- [WRITTEN INSTRUCTION] Rewrite the items below, swapping each occurrence of "minus-icon" for "decrement-icon" and keeping every other character the same.

⟨

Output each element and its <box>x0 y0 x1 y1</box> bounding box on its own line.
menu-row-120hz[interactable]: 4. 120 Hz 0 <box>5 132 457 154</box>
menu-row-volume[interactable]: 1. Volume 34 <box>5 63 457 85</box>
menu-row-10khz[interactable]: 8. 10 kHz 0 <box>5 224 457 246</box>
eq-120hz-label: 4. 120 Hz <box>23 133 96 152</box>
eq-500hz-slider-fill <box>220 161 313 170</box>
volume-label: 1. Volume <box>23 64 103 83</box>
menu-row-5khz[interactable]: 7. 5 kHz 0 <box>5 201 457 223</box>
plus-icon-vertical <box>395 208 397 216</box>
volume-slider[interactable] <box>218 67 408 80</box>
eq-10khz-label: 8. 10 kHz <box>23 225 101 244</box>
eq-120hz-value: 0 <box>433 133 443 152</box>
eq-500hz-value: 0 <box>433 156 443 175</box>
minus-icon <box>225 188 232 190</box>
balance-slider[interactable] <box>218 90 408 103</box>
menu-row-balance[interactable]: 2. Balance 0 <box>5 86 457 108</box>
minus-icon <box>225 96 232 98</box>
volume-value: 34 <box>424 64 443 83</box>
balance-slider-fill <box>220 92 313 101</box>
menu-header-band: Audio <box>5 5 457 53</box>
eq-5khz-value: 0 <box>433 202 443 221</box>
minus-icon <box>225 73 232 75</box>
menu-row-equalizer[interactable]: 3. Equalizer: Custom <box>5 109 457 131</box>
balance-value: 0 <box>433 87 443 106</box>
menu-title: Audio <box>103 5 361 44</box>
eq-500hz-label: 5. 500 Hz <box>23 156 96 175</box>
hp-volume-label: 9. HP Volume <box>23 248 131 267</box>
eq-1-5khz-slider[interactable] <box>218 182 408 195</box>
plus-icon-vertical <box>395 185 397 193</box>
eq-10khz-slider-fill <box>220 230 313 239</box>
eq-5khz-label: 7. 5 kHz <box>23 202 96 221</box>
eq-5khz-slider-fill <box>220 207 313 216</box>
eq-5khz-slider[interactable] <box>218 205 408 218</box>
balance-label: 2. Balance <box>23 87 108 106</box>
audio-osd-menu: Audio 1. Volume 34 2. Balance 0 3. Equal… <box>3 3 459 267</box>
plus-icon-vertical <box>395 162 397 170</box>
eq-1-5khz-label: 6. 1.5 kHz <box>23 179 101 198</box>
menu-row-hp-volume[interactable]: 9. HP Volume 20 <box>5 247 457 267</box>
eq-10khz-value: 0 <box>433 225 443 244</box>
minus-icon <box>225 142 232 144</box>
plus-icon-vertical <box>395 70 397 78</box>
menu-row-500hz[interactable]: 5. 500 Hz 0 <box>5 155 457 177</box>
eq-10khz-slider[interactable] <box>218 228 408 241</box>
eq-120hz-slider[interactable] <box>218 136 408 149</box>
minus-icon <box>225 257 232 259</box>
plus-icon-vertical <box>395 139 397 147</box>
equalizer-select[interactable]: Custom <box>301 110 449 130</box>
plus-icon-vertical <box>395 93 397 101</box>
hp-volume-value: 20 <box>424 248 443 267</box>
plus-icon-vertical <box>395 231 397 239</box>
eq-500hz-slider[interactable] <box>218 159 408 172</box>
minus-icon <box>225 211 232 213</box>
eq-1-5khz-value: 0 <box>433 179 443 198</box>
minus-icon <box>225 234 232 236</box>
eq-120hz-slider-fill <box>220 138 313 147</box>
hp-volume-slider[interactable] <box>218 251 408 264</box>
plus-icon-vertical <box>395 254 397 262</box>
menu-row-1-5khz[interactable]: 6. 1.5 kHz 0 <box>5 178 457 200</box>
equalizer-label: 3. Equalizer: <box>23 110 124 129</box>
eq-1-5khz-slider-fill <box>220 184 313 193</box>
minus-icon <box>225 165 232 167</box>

⟩

- [FULL OUTPUT]
Output each element and its <box>x0 y0 x1 y1</box> bounding box on its own line.
menu-row-120hz[interactable]: 4. 120 Hz 0 <box>5 132 457 154</box>
menu-row-volume[interactable]: 1. Volume 34 <box>5 63 457 85</box>
menu-row-10khz[interactable]: 8. 10 kHz 0 <box>5 224 457 246</box>
eq-120hz-label: 4. 120 Hz <box>23 133 96 152</box>
eq-500hz-slider-fill <box>220 161 313 170</box>
volume-label: 1. Volume <box>23 64 103 83</box>
menu-row-5khz[interactable]: 7. 5 kHz 0 <box>5 201 457 223</box>
plus-icon-vertical <box>395 208 397 216</box>
volume-slider[interactable] <box>218 67 408 80</box>
eq-10khz-label: 8. 10 kHz <box>23 225 101 244</box>
eq-120hz-value: 0 <box>433 133 443 152</box>
eq-500hz-value: 0 <box>433 156 443 175</box>
decrement-icon <box>225 188 232 190</box>
balance-slider[interactable] <box>218 90 408 103</box>
menu-row-balance[interactable]: 2. Balance 0 <box>5 86 457 108</box>
decrement-icon <box>225 96 232 98</box>
volume-value: 34 <box>424 64 443 83</box>
balance-slider-fill <box>220 92 313 101</box>
menu-header-band: Audio <box>5 5 457 53</box>
eq-5khz-value: 0 <box>433 202 443 221</box>
decrement-icon <box>225 73 232 75</box>
menu-row-equalizer[interactable]: 3. Equalizer: Custom <box>5 109 457 131</box>
balance-value: 0 <box>433 87 443 106</box>
menu-title: Audio <box>103 5 361 44</box>
eq-500hz-label: 5. 500 Hz <box>23 156 96 175</box>
hp-volume-label: 9. HP Volume <box>23 248 131 267</box>
eq-1-5khz-slider[interactable] <box>218 182 408 195</box>
plus-icon-vertical <box>395 185 397 193</box>
eq-10khz-slider-fill <box>220 230 313 239</box>
eq-5khz-label: 7. 5 kHz <box>23 202 96 221</box>
eq-5khz-slider-fill <box>220 207 313 216</box>
eq-5khz-slider[interactable] <box>218 205 408 218</box>
balance-label: 2. Balance <box>23 87 108 106</box>
audio-osd-menu: Audio 1. Volume 34 2. Balance 0 3. Equal… <box>3 3 459 267</box>
plus-icon-vertical <box>395 162 397 170</box>
eq-1-5khz-label: 6. 1.5 kHz <box>23 179 101 198</box>
menu-row-hp-volume[interactable]: 9. HP Volume 20 <box>5 247 457 267</box>
eq-10khz-value: 0 <box>433 225 443 244</box>
decrement-icon <box>225 142 232 144</box>
plus-icon-vertical <box>395 70 397 78</box>
menu-row-500hz[interactable]: 5. 500 Hz 0 <box>5 155 457 177</box>
eq-10khz-slider[interactable] <box>218 228 408 241</box>
eq-120hz-slider[interactable] <box>218 136 408 149</box>
decrement-icon <box>225 257 232 259</box>
plus-icon-vertical <box>395 139 397 147</box>
equalizer-select[interactable]: Custom <box>301 110 449 130</box>
plus-icon-vertical <box>395 93 397 101</box>
hp-volume-value: 20 <box>424 248 443 267</box>
plus-icon-vertical <box>395 231 397 239</box>
eq-500hz-slider[interactable] <box>218 159 408 172</box>
decrement-icon <box>225 211 232 213</box>
eq-1-5khz-value: 0 <box>433 179 443 198</box>
decrement-icon <box>225 234 232 236</box>
eq-120hz-slider-fill <box>220 138 313 147</box>
hp-volume-slider[interactable] <box>218 251 408 264</box>
plus-icon-vertical <box>395 254 397 262</box>
menu-row-1-5khz[interactable]: 6. 1.5 kHz 0 <box>5 178 457 200</box>
equalizer-label: 3. Equalizer: <box>23 110 124 129</box>
eq-1-5khz-slider-fill <box>220 184 313 193</box>
decrement-icon <box>225 165 232 167</box>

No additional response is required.